Short problem: Copy each line that contains the word "city".

Input data:
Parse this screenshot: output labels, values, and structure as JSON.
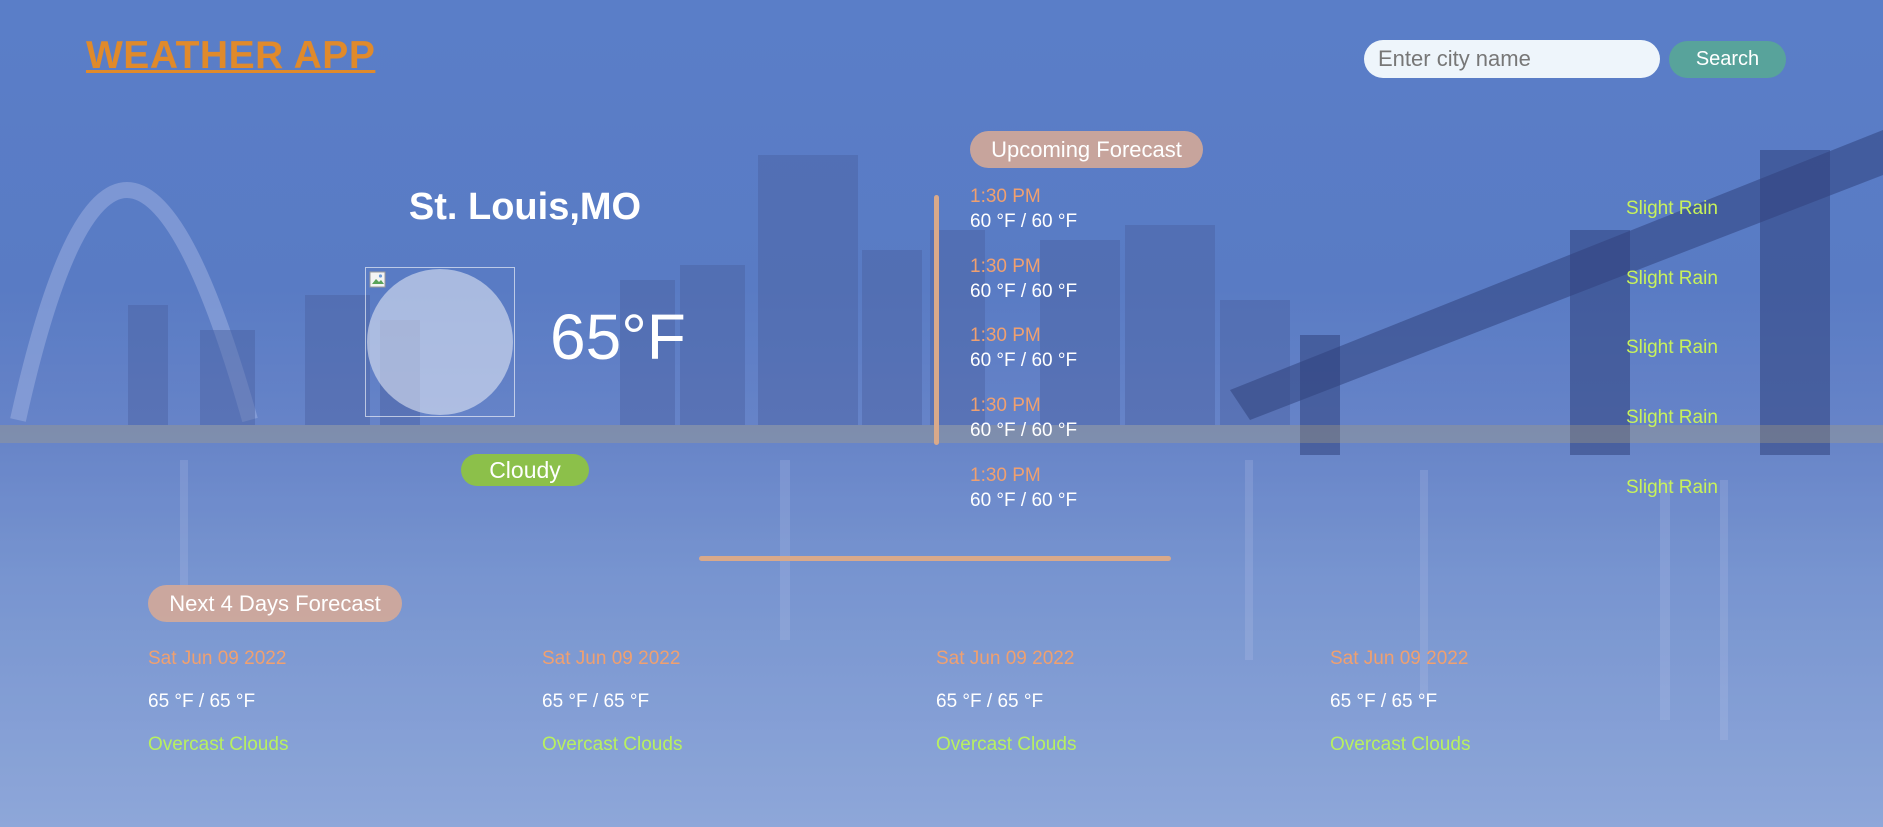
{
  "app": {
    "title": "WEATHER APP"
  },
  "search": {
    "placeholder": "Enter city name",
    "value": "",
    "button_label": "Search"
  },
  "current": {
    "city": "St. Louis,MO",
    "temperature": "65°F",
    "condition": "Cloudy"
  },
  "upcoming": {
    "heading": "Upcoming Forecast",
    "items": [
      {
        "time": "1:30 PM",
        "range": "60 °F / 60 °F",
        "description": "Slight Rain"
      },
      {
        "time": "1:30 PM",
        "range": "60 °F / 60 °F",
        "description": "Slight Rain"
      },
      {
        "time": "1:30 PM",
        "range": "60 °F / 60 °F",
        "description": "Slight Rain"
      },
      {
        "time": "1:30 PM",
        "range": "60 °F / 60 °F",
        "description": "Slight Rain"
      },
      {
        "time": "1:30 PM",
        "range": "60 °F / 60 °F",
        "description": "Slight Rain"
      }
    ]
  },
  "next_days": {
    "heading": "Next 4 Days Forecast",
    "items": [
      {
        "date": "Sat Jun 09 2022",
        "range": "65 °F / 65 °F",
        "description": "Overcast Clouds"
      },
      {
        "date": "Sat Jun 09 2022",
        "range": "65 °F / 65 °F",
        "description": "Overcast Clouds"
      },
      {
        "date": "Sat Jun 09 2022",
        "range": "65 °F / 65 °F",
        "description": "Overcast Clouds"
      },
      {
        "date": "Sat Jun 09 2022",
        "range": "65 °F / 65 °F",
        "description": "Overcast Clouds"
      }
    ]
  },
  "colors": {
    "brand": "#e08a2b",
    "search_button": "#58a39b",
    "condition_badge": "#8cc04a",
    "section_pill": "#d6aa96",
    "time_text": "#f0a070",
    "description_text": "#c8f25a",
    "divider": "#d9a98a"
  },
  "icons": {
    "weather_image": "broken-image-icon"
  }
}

Solution below:
    "placeholder": "Enter city name",
    "city": "St. Louis,MO",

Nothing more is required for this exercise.